Task requirements
Drop every picture, then transcribe the remaining data exactly.

::: Data provided

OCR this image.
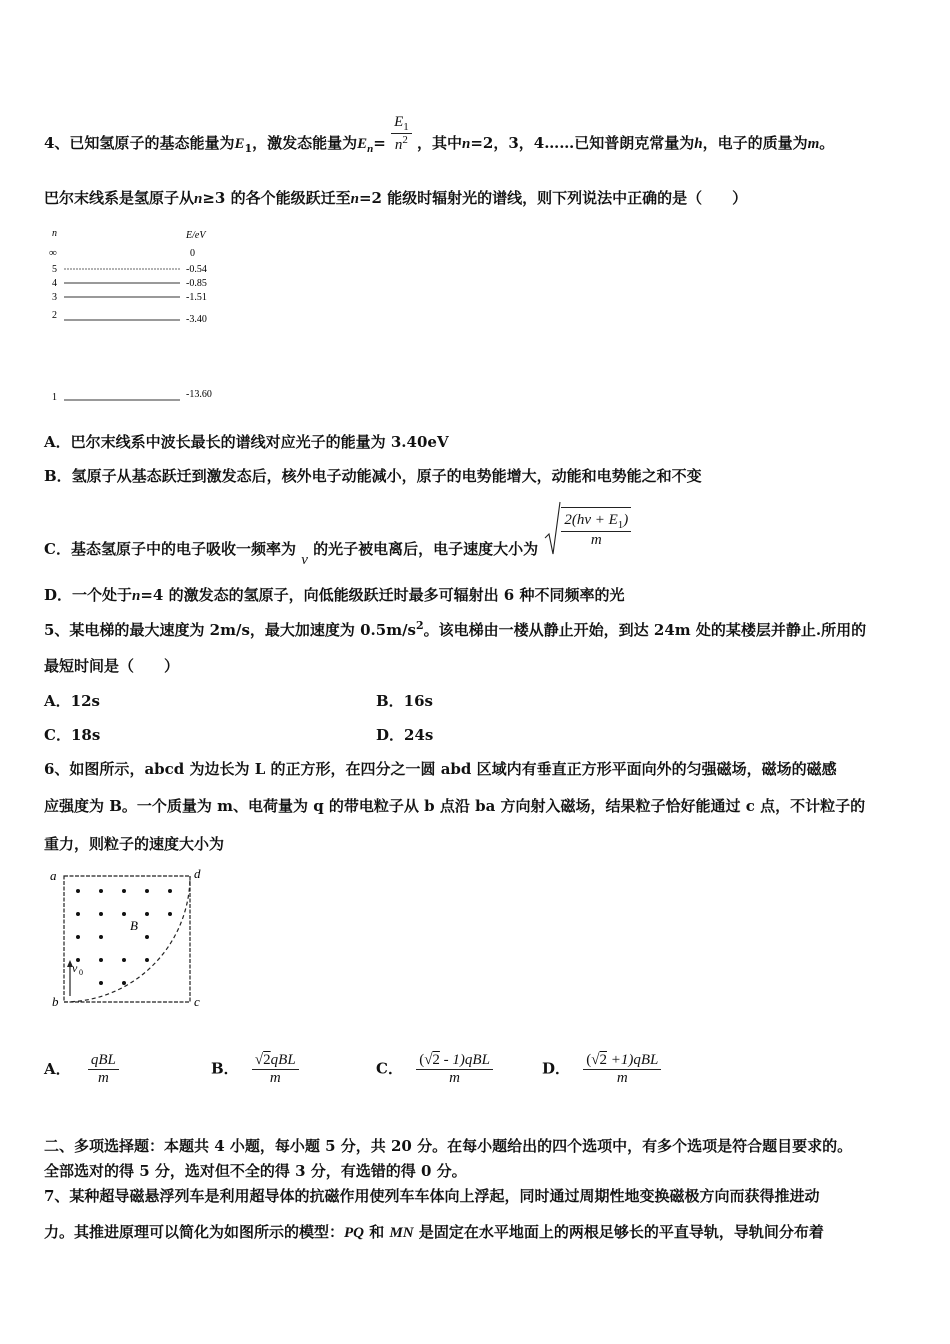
4、已知氢原子的基态能量为$E_1$，激发态能量为$E_n= \frac{E_1}{n^2}$ ，其中n=2，3，4……已知普朗克常量为h，电子的质量为m。
巴尔末线系是氢原子从n≥3 的各个能级跃迁至n=2 能级时辐射光的谱线，则下列说法中正确的是（　　）
n	E/eV
∞	0
5	-0.54
4	-0.85
3	-1.51
2	-3.40
1	-13.60
A．巴尔末线系中波长最长的谱线对应光子的能量为 3.40eV
B．氢原子从基态跃迁到激发态后，核外电子动能减小，原子的电势能增大，动能和电势能之和不变
C．基态氢原子中的电子吸收一频率为 ν 的光子被电离后，电子速度大小为 $\frac{2(h\nu + E_1)}{m}$
D．一个处于n=4 的激发态的氢原子，向低能级跃迁时最多可辐射出 6 种不同频率的光
5、某电梯的最大速度为 2m/s，最大加速度为 $0.5m/s^2$。该电梯由一楼从静止开始，到达 24m 处的某楼层并静止.所用的
最短时间是（　　）
A．12s	B．16s
C．18s	D．24s
6、如图所示，abcd 为边长为 L 的正方形，在四分之一圆 abd 区域内有垂直正方形平面向外的匀强磁场，磁场的磁感
应强度为 B。一个质量为 m、电荷量为 q 的带电粒子从 b 点沿 ba 方向射入磁场，结果粒子恰好能通过 c 点，不计粒子的
重力，则粒子的速度大小为
a	d
b	c
B
v 0
A． $\frac{\text{qBL}}{m}$	B． $\frac{\text{√2qBL}}{m}$	C． $\frac{\text{(√2 - 1)qBL}}{m}$	D． $\frac{\text{(√2 +1)qBL}}{m}$
二、多项选择题：本题共 4 小题，每小题 5 分，共 20 分。在每小题给出的四个选项中，有多个选项是符合题目要求的。
全部选对的得 5 分，选对但不全的得 3 分，有选错的得 0 分。
7、某种超导磁悬浮列车是利用超导体的抗磁作用使列车车体向上浮起，同时通过周期性地变换磁极方向而获得推进动
力。其推进原理可以简化为如图所示的模型：PQ 和 MN 是固定在水平地面上的两根足够长的平直导轨，导轨间分布着
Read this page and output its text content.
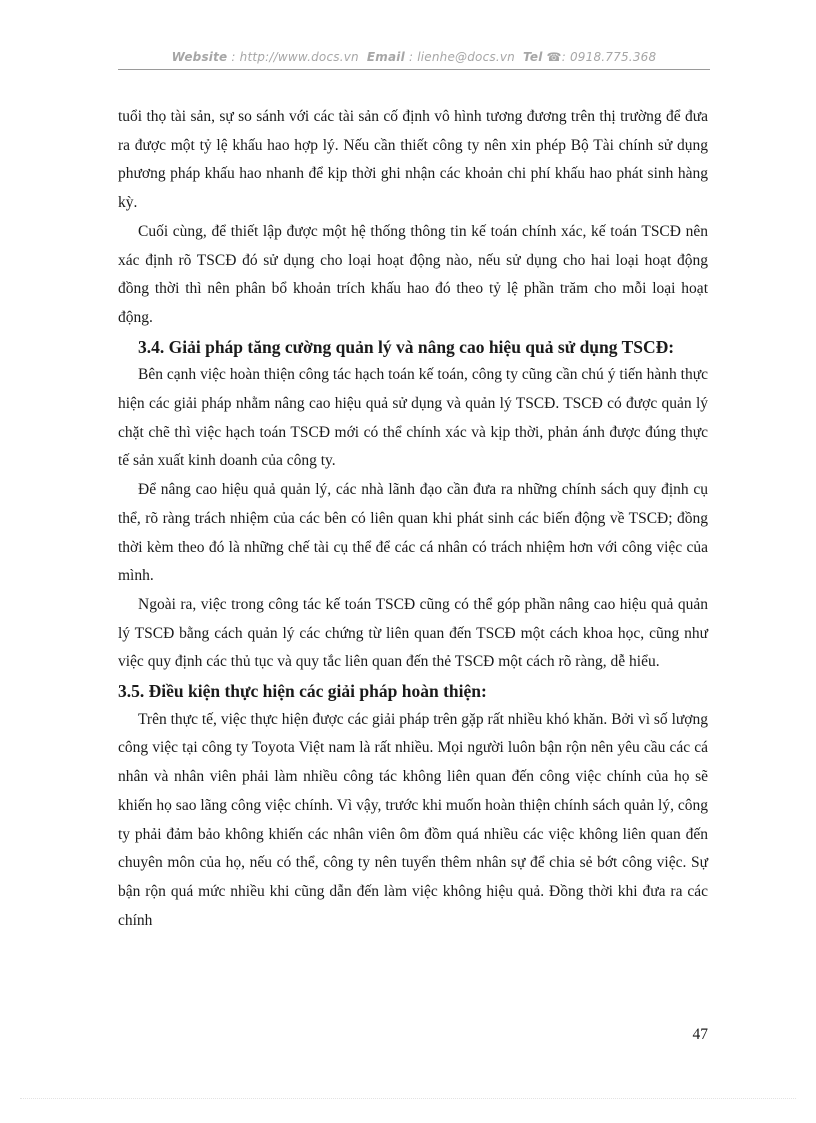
Website : http://www.docs.vn Email : lienhe@docs.vn Tel ☎: 0918.775.368

tuổi thọ tài sản, sự so sánh với các tài sản cố định vô hình tương đương trên thị trường để đưa ra được một tỷ lệ khấu hao hợp lý. Nếu cần thiết công ty nên xin phép Bộ Tài chính sử dụng phương pháp khấu hao nhanh để kịp thời ghi nhận các khoản chi phí khấu hao phát sinh hàng kỳ.

Cuối cùng, để thiết lập được một hệ thống thông tin kế toán chính xác, kế toán TSCĐ nên xác định rõ TSCĐ đó sử dụng cho loại hoạt động nào, nếu sử dụng cho hai loại hoạt động đồng thời thì nên phân bổ khoản trích khấu hao đó theo tỷ lệ phần trăm cho mỗi loại hoạt động.

3.4. Giải pháp tăng cường quản lý và nâng cao hiệu quả sử dụng TSCĐ:

Bên cạnh việc hoàn thiện công tác hạch toán kế toán, công ty cũng cần chú ý tiến hành thực hiện các giải pháp nhằm nâng cao hiệu quả sử dụng và quản lý TSCĐ. TSCĐ có được quản lý chặt chẽ thì việc hạch toán TSCĐ mới có thể chính xác và kịp thời, phản ánh được đúng thực tế sản xuất kinh doanh của công ty.

Để nâng cao hiệu quả quản lý, các nhà lãnh đạo cần đưa ra những chính sách quy định cụ thể, rõ ràng trách nhiệm của các bên có liên quan khi phát sinh các biến động về TSCĐ; đồng thời kèm theo đó là những chế tài cụ thể để các cá nhân có trách nhiệm hơn với công việc của mình.

Ngoài ra, việc trong công tác kế toán TSCĐ cũng có thể góp phần nâng cao hiệu quả quản lý TSCĐ bằng cách quản lý các chứng từ liên quan đến TSCĐ một cách khoa học, cũng như việc quy định các thủ tục và quy tắc liên quan đến thẻ TSCĐ một cách rõ ràng, dễ hiểu.

3.5. Điều kiện thực hiện các giải pháp hoàn thiện:

Trên thực tế, việc thực hiện được các giải pháp trên gặp rất nhiều khó khăn. Bởi vì số lượng công việc tại công ty Toyota Việt nam là rất nhiều. Mọi người luôn bận rộn nên yêu cầu các cá nhân và nhân viên phải làm nhiều công tác không liên quan đến công việc chính của họ sẽ khiến họ sao lãng công việc chính. Vì vậy, trước khi muốn hoàn thiện chính sách quản lý, công ty phải đảm bảo không khiến các nhân viên ôm đồm quá nhiều các việc không liên quan đến chuyên môn của họ, nếu có thể, công ty nên tuyển thêm nhân sự để chia sẻ bớt công việc. Sự bận rộn quá mức nhiều khi cũng dẫn đến làm việc không hiệu quả. Đồng thời khi đưa ra các chính

47
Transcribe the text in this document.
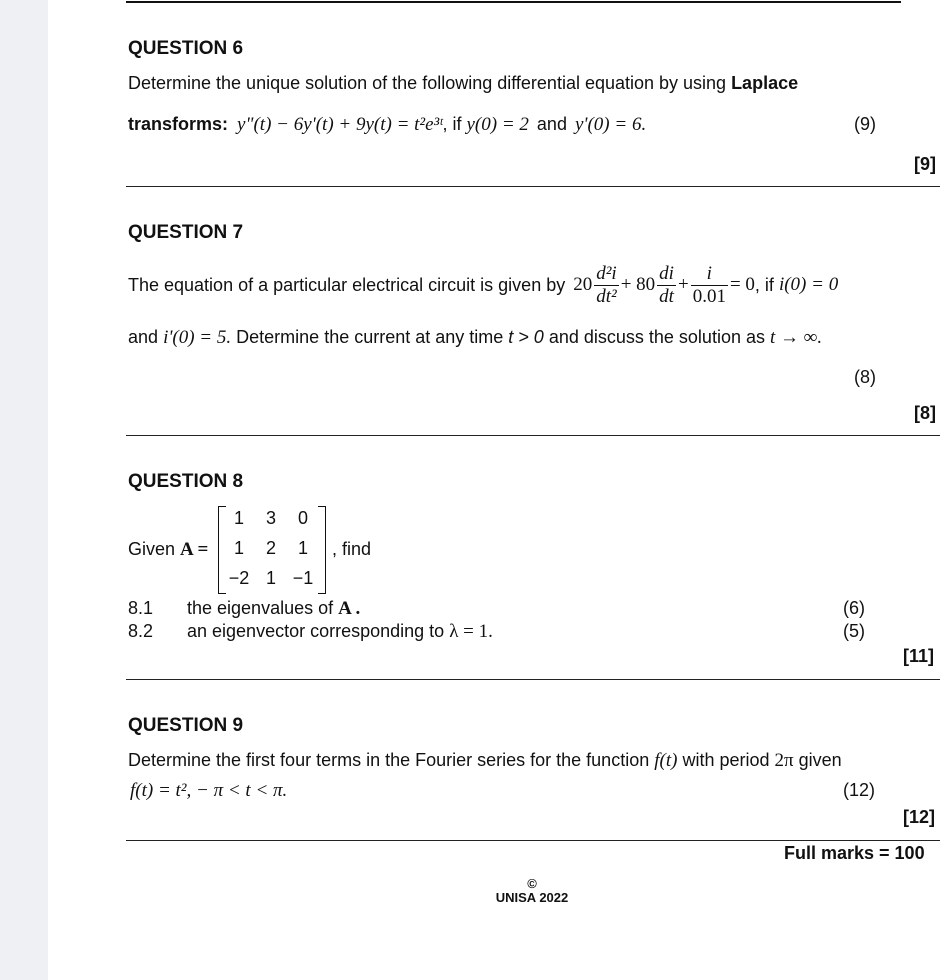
QUESTION 6
Determine the unique solution of the following differential equation by using Laplace
transforms: y"(t) − 6y'(t) + 9y(t) = t²e³ᵗ, if y(0) = 2 and y'(0) = 6.	(9)
[9]
QUESTION 7
The equation of a particular electrical circuit is given by $20 \frac{\text{d²i}}{\text{dt²}} + 80 \frac{di}{dt} + \frac{i}{0.01} = 0$ , if i(0) = 0
and i'(0) = 5. Determine the current at any time t > 0 and discuss the solution as t → ∞.
(8)
[8]
QUESTION 8
Given A =
1	3	0
1	2	1
−2 1 −1
, find
8.1 the eigenvalues of A .	(6)
8.2 an eigenvector corresponding to λ = 1.	(5)
[11]
QUESTION 9
Determine the first four terms in the Fourier series for the function f(t) with period 2π given
f(t) = t², − π < t < π.	(12)
[12]
Full marks = 100
©
UNISA 2022
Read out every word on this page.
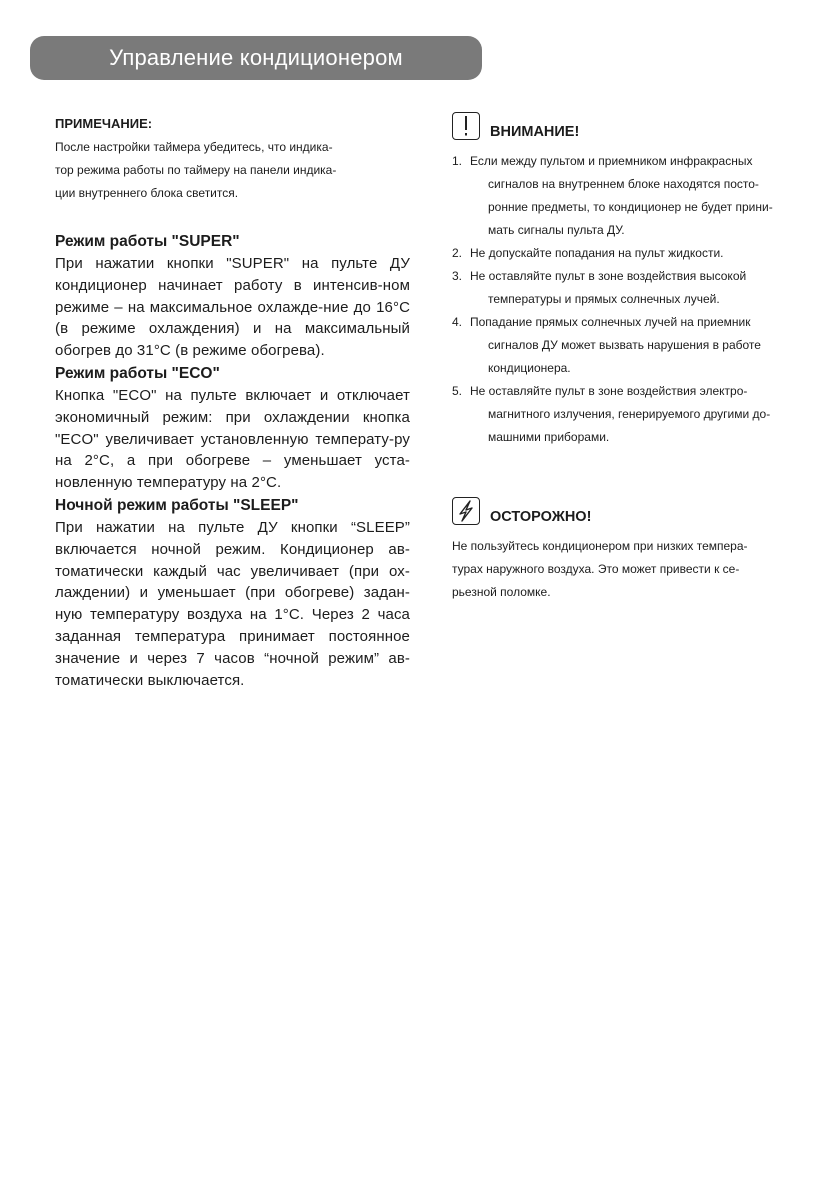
Управление кондиционером
ПРИМЕЧАНИЕ:

После настройки таймера убедитесь, что индика-
тор режима работы по таймеру на панели индика-
ции внутреннего блока светится.

Режим работы "SUPER"

При нажатии кнопки "SUPER" на пульте ДУ кондиционер начинает работу в интенсив-ном режиме – на максимальное охлажде-ние до 16°С (в режиме охлаждения) и на максимальный обогрев до 31°С (в режиме обогрева).

Режим работы "ECO"

Кнопка "ECO" на пульте включает и отключает экономичный режим: при охлаждении кнопка "ECO" увеличивает установленную температу-ру на 2°С, а при обогреве – уменьшает уста-новленную температуру на 2°С.

Ночной режим работы "SLEEP"

При нажатии на пульте ДУ кнопки “SLEEP” включается ночной режим. Кондиционер ав-томатически каждый час увеличивает (при ох-лаждении) и уменьшает (при обогреве) задан-ную температуру воздуха на 1°С. Через 2 часа заданная температура принимает постоянное значение и через 7 часов “ночной режим” ав-томатически выключается.

ВНИМАНИЕ!
1. Если между пультом и приемником инфракрасных
сигналов на внутреннем блоке находятся посто-
ронние предметы, то кондиционер не будет прини-
мать сигналы пульта ДУ.
2. Не допускайте попадания на пульт жидкости.
3. Не оставляйте пульт в зоне воздействия высокой
температуры и прямых солнечных лучей.
4. Попадание прямых солнечных лучей на приемник
сигналов ДУ может вызвать нарушения в работе
кондиционера.
5. Не оставляйте пульт в зоне воздействия электро-
магнитного излучения, генерируемого другими до-
машними приборами.
ОСТОРОЖНО!

Не пользуйтесь кондиционером при низких темпера-
турах наружного воздуха. Это может привести к се-
рьезной поломке.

::::::

Answer to this task
OCR this image.
4、已知氢原子的基态能量为$E_1$，激发态能量为$E_n= \frac{E_1}{n^2}$ ，其中n=2，3，4……已知普朗克常量为h，电子的质量为m。
巴尔末线系是氢原子从n≥3 的各个能级跃迁至n=2 能级时辐射光的谱线，则下列说法中正确的是（　　）
n	E/eV
∞	0
5	-0.54
4	-0.85
3	-1.51
2	-3.40
1	-13.60
A．巴尔末线系中波长最长的谱线对应光子的能量为 3.40eV
B．氢原子从基态跃迁到激发态后，核外电子动能减小，原子的电势能增大，动能和电势能之和不变
C．基态氢原子中的电子吸收一频率为 ν 的光子被电离后，电子速度大小为 $\frac{2(h\nu + E_1)}{m}$
D．一个处于n=4 的激发态的氢原子，向低能级跃迁时最多可辐射出 6 种不同频率的光
5、某电梯的最大速度为 2m/s，最大加速度为 $0.5m/s^2$。该电梯由一楼从静止开始，到达 24m 处的某楼层并静止.所用的
最短时间是（　　）
A．12s	B．16s
C．18s	D．24s
6、如图所示，abcd 为边长为 L 的正方形，在四分之一圆 abd 区域内有垂直正方形平面向外的匀强磁场，磁场的磁感
应强度为 B。一个质量为 m、电荷量为 q 的带电粒子从 b 点沿 ba 方向射入磁场，结果粒子恰好能通过 c 点，不计粒子的
重力，则粒子的速度大小为
a	d
b	c
B
v 0
A． $\frac{\text{qBL}}{m}$	B． $\frac{\text{√2qBL}}{m}$	C． $\frac{\text{(√2 - 1)qBL}}{m}$	D． $\frac{\text{(√2 +1)qBL}}{m}$
二、多项选择题：本题共 4 小题，每小题 5 分，共 20 分。在每小题给出的四个选项中，有多个选项是符合题目要求的。
全部选对的得 5 分，选对但不全的得 3 分，有选错的得 0 分。
7、某种超导磁悬浮列车是利用超导体的抗磁作用使列车车体向上浮起，同时通过周期性地变换磁极方向而获得推进动
力。其推进原理可以简化为如图所示的模型：PQ 和 MN 是固定在水平地面上的两根足够长的平直导轨，导轨间分布着
Read this page and output its text content.
Website : http://www.docs.vn Email : lienhe@docs.vn Tel ☎: 0918.775.368

tuổi thọ tài sản, sự so sánh với các tài sản cố định vô hình tương đương trên thị trường để đưa ra được một tỷ lệ khấu hao hợp lý. Nếu cần thiết công ty nên xin phép Bộ Tài chính sử dụng phương pháp khấu hao nhanh để kịp thời ghi nhận các khoản chi phí khấu hao phát sinh hàng kỳ.

Cuối cùng, để thiết lập được một hệ thống thông tin kế toán chính xác, kế toán TSCĐ nên xác định rõ TSCĐ đó sử dụng cho loại hoạt động nào, nếu sử dụng cho hai loại hoạt động đồng thời thì nên phân bổ khoản trích khấu hao đó theo tỷ lệ phần trăm cho mỗi loại hoạt động.

3.4. Giải pháp tăng cường quản lý và nâng cao hiệu quả sử dụng TSCĐ:

Bên cạnh việc hoàn thiện công tác hạch toán kế toán, công ty cũng cần chú ý tiến hành thực hiện các giải pháp nhằm nâng cao hiệu quả sử dụng và quản lý TSCĐ. TSCĐ có được quản lý chặt chẽ thì việc hạch toán TSCĐ mới có thể chính xác và kịp thời, phản ánh được đúng thực tế sản xuất kinh doanh của công ty.

Để nâng cao hiệu quả quản lý, các nhà lãnh đạo cần đưa ra những chính sách quy định cụ thể, rõ ràng trách nhiệm của các bên có liên quan khi phát sinh các biến động về TSCĐ; đồng thời kèm theo đó là những chế tài cụ thể để các cá nhân có trách nhiệm hơn với công việc của mình.

Ngoài ra, việc trong công tác kế toán TSCĐ cũng có thể góp phần nâng cao hiệu quả quản lý TSCĐ bằng cách quản lý các chứng từ liên quan đến TSCĐ một cách khoa học, cũng như việc quy định các thủ tục và quy tắc liên quan đến thẻ TSCĐ một cách rõ ràng, dễ hiểu.

3.5. Điều kiện thực hiện các giải pháp hoàn thiện:

Trên thực tế, việc thực hiện được các giải pháp trên gặp rất nhiều khó khăn. Bởi vì số lượng công việc tại công ty Toyota Việt nam là rất nhiều. Mọi người luôn bận rộn nên yêu cầu các cá nhân và nhân viên phải làm nhiều công tác không liên quan đến công việc chính của họ sẽ khiến họ sao lãng công việc chính. Vì vậy, trước khi muốn hoàn thiện chính sách quản lý, công ty phải đảm bảo không khiến các nhân viên ôm đồm quá nhiều các việc không liên quan đến chuyên môn của họ, nếu có thể, công ty nên tuyển thêm nhân sự để chia sẻ bớt công việc. Sự bận rộn quá mức nhiều khi cũng dẫn đến làm việc không hiệu quả. Đồng thời khi đưa ra các chính

47
Transcribe the text in this document.
QUESTION 6
Determine the unique solution of the following differential equation by using Laplace
transforms: y"(t) − 6y'(t) + 9y(t) = t²e³ᵗ, if y(0) = 2 and y'(0) = 6.	(9)
[9]
QUESTION 7
The equation of a particular electrical circuit is given by $20 \frac{\text{d²i}}{\text{dt²}} + 80 \frac{di}{dt} + \frac{i}{0.01} = 0$ , if i(0) = 0
and i'(0) = 5. Determine the current at any time t > 0 and discuss the solution as t → ∞.
(8)
[8]
QUESTION 8
Given A =
1	3	0
1	2	1
−2 1 −1
, find
8.1 the eigenvalues of A .	(6)
8.2 an eigenvector corresponding to λ = 1.	(5)
[11]
QUESTION 9
Determine the first four terms in the Fourier series for the function f(t) with period 2π given
f(t) = t², − π < t < π.	(12)
[12]
Full marks = 100
©
UNISA 2022
Read out every word on this page.
Управление кондиционером
ПРИМЕЧАНИЕ:

После настройки таймера убедитесь, что индика-
тор режима работы по таймеру на панели индика-
ции внутреннего блока светится.

Режим работы "SUPER"

При нажатии кнопки "SUPER" на пульте ДУ кондиционер начинает работу в интенсив-ном режиме – на максимальное охлажде-ние до 16°С (в режиме охлаждения) и на максимальный обогрев до 31°С (в режиме обогрева).

Режим работы "ECO"

Кнопка "ECO" на пульте включает и отключает экономичный режим: при охлаждении кнопка "ECO" увеличивает установленную температу-ру на 2°С, а при обогреве – уменьшает уста-новленную температуру на 2°С.

Ночной режим работы "SLEEP"

При нажатии на пульте ДУ кнопки “SLEEP” включается ночной режим. Кондиционер ав-томатически каждый час увеличивает (при ох-лаждении) и уменьшает (при обогреве) задан-ную температуру воздуха на 1°С. Через 2 часа заданная температура принимает постоянное значение и через 7 часов “ночной режим” ав-томатически выключается.

ВНИМАНИЕ!
1. Если между пультом и приемником инфракрасных
сигналов на внутреннем блоке находятся посто-
ронние предметы, то кондиционер не будет прини-
мать сигналы пульта ДУ.
2. Не допускайте попадания на пульт жидкости.
3. Не оставляйте пульт в зоне воздействия высокой
температуры и прямых солнечных лучей.
4. Попадание прямых солнечных лучей на приемник
сигналов ДУ может вызвать нарушения в работе
кондиционера.
5. Не оставляйте пульт в зоне воздействия электро-
магнитного излучения, генерируемого другими до-
машними приборами.
ОСТОРОЖНО!

Не пользуйтесь кондиционером при низких темпера-
турах наружного воздуха. Это может привести к се-
рьезной поломке.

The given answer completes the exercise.